(Items from a figure collection)
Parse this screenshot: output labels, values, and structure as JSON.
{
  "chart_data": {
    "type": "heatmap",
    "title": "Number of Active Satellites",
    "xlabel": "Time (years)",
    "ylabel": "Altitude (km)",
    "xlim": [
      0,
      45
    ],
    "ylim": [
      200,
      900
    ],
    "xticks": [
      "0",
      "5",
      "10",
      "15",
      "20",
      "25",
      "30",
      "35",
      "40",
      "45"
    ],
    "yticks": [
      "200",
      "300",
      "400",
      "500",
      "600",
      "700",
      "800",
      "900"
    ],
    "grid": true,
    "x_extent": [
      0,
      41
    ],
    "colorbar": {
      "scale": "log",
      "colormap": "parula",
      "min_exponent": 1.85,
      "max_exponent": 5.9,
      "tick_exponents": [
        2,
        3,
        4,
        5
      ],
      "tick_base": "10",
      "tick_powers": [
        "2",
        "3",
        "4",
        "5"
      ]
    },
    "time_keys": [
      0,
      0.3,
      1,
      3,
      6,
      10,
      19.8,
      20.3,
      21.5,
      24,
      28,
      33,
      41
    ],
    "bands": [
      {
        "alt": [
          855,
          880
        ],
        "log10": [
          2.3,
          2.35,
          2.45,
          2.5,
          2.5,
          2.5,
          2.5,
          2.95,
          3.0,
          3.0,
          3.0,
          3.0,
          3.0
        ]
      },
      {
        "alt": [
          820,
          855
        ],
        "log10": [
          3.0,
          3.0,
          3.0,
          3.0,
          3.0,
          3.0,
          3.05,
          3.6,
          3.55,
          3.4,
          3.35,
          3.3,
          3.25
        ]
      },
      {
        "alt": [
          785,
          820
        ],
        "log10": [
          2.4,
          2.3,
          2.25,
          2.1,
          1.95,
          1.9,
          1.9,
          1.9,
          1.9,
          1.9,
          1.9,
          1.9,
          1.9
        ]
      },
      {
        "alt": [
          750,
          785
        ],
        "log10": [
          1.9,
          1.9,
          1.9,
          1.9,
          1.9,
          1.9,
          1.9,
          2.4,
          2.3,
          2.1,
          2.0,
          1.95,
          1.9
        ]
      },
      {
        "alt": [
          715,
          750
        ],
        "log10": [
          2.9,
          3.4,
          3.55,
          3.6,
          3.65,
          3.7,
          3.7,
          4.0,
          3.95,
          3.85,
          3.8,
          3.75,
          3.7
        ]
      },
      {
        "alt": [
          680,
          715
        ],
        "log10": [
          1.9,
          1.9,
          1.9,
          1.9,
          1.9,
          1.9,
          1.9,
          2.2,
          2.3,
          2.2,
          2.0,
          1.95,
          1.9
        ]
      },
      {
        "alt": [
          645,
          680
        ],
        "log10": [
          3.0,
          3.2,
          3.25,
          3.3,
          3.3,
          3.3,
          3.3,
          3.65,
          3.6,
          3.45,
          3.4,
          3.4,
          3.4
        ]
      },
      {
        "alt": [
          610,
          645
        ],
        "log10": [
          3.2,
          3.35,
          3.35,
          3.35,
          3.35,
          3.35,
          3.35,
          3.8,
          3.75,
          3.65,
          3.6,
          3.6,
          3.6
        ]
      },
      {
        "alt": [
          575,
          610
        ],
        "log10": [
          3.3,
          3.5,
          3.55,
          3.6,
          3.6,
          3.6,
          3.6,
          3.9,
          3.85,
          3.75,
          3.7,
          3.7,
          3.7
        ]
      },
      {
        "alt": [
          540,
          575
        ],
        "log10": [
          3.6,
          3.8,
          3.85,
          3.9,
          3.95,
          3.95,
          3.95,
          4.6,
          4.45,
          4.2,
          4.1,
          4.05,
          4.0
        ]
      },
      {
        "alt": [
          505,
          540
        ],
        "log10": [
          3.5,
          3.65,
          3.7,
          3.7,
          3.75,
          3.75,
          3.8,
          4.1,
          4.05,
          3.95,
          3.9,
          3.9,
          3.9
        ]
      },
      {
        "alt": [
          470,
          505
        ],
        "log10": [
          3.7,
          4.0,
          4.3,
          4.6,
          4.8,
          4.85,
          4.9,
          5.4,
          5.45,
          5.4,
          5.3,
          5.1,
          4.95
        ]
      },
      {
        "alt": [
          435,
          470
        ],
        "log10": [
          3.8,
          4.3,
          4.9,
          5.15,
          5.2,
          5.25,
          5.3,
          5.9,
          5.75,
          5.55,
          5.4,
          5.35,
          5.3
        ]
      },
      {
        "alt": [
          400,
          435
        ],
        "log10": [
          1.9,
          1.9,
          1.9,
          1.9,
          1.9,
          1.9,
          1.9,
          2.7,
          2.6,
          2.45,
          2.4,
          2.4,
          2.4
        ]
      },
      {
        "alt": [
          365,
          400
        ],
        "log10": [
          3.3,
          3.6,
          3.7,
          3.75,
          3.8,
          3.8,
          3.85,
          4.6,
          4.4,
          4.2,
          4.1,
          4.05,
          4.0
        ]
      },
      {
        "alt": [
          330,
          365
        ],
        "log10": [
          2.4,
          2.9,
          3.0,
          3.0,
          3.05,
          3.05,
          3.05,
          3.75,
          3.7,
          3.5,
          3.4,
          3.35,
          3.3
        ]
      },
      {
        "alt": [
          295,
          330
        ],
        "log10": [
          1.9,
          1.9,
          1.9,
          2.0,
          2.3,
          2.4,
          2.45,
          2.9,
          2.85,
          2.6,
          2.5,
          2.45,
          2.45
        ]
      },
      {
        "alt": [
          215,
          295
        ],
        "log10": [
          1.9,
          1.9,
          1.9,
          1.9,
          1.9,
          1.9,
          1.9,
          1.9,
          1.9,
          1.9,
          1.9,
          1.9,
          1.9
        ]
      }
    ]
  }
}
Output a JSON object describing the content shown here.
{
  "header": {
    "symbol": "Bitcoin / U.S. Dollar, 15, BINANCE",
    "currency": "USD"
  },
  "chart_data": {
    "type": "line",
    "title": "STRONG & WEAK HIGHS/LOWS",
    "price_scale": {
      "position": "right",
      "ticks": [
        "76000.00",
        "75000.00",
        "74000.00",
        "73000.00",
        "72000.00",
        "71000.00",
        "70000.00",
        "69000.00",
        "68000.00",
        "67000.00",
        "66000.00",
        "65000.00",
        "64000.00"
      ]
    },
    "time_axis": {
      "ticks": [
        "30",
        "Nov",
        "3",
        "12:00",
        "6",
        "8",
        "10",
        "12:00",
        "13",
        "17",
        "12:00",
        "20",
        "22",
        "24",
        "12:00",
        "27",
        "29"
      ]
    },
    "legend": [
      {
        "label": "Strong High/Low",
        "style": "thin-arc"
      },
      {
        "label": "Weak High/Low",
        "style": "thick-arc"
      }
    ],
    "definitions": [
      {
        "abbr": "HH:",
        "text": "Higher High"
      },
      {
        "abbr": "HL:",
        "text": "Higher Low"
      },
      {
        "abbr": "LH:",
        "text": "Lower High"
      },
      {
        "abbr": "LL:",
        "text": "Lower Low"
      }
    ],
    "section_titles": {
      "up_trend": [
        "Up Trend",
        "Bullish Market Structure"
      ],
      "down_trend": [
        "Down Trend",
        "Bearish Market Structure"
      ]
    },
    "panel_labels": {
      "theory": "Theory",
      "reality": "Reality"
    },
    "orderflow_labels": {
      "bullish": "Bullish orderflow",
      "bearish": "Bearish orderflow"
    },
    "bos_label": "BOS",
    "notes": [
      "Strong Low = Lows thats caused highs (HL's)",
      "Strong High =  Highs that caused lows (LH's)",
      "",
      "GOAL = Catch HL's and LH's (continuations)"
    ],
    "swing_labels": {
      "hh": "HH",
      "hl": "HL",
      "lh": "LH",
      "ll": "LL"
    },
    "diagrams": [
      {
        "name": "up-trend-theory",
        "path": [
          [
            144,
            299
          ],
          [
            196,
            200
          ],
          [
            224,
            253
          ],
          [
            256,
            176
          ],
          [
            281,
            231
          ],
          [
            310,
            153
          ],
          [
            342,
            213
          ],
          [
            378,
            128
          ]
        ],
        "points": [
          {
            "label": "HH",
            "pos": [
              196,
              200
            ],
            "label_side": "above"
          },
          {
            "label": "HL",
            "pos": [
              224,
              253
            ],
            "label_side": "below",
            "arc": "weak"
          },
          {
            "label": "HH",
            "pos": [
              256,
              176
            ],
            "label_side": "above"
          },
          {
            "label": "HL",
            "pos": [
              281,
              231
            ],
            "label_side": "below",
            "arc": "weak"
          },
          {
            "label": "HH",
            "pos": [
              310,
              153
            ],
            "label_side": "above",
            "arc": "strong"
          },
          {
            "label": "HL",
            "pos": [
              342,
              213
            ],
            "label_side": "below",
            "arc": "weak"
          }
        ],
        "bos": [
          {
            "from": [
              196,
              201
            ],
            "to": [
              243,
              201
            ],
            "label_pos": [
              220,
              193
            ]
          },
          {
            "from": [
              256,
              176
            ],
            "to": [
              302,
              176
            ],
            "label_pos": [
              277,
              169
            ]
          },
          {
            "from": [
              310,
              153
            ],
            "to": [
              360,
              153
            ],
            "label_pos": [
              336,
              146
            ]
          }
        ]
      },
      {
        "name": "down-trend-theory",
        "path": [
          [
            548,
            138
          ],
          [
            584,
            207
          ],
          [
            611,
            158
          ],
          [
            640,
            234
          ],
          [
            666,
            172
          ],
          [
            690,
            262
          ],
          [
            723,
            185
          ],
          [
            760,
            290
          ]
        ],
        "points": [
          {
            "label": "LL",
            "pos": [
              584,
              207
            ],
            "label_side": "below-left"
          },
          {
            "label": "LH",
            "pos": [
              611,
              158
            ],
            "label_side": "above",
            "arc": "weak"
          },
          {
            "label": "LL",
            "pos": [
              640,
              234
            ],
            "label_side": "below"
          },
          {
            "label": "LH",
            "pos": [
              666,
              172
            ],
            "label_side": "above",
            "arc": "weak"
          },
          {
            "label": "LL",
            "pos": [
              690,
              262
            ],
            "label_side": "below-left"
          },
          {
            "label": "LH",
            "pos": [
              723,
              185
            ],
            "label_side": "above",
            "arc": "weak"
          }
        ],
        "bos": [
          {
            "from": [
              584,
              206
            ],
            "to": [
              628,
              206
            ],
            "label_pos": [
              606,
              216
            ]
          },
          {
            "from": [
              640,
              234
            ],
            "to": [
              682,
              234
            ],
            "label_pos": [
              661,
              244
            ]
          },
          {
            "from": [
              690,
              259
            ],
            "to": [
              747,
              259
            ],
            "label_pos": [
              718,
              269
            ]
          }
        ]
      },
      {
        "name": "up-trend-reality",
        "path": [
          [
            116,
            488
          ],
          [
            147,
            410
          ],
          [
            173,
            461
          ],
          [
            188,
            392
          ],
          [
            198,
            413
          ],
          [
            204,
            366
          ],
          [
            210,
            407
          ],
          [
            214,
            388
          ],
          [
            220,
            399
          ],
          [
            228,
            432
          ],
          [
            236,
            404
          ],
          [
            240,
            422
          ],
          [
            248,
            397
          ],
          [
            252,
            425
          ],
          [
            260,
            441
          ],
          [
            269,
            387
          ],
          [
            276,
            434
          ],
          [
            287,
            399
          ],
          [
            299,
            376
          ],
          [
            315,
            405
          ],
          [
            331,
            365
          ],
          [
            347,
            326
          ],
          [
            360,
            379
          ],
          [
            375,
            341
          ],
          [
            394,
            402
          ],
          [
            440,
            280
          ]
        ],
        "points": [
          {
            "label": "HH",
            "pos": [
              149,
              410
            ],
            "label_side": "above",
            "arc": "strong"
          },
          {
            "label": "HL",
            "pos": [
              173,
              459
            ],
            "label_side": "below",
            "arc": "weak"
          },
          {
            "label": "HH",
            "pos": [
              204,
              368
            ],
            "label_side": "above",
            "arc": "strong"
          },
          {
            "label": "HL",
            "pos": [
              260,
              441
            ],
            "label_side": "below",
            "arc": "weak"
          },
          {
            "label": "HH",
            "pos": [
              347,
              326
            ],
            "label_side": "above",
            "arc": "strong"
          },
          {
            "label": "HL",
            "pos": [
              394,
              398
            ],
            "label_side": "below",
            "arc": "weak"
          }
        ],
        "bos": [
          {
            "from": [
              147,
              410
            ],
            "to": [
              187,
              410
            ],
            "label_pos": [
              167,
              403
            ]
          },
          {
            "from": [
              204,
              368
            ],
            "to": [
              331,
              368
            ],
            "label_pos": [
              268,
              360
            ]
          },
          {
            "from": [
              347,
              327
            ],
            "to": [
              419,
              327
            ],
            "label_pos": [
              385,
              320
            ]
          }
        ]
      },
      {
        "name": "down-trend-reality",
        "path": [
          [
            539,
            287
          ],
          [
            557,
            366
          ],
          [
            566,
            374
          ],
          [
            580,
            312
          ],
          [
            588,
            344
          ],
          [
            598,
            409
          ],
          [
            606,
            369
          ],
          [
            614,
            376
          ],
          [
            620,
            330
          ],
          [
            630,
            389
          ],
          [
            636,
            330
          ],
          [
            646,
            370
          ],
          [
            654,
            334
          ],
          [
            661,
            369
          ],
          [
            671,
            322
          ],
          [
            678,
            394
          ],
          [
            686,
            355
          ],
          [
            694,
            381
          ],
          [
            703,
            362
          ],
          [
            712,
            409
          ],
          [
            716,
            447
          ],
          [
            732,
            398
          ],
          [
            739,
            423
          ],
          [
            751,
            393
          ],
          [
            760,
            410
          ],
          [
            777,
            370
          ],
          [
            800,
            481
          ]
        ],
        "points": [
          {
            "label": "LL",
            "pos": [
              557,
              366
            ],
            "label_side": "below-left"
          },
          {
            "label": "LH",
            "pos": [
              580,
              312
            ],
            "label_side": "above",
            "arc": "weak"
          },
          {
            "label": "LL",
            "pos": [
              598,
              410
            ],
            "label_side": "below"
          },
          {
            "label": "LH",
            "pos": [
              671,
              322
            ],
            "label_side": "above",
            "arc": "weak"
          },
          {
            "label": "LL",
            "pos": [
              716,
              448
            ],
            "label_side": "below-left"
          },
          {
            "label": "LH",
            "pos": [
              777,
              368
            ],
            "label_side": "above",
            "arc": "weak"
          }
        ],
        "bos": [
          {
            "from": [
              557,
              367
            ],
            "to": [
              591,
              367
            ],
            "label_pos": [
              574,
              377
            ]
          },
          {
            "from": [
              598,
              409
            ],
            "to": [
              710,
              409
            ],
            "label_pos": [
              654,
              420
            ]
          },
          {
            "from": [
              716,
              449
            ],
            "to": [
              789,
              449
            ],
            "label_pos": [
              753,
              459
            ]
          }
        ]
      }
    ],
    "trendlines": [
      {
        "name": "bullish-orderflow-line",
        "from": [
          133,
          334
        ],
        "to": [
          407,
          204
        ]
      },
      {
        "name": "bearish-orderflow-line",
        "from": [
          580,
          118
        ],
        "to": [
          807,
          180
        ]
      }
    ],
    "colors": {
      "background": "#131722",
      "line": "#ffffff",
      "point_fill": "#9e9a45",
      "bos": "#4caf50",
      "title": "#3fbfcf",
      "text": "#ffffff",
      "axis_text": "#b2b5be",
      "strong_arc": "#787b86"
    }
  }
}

TASK TO COMPLETE
Extract, from the listing above, every line where the string "reality" occurs.

COMPLETE OUTPUT
      "reality": "Reality"
        "name": "up-trend-reality",
        "name": "down-trend-reality",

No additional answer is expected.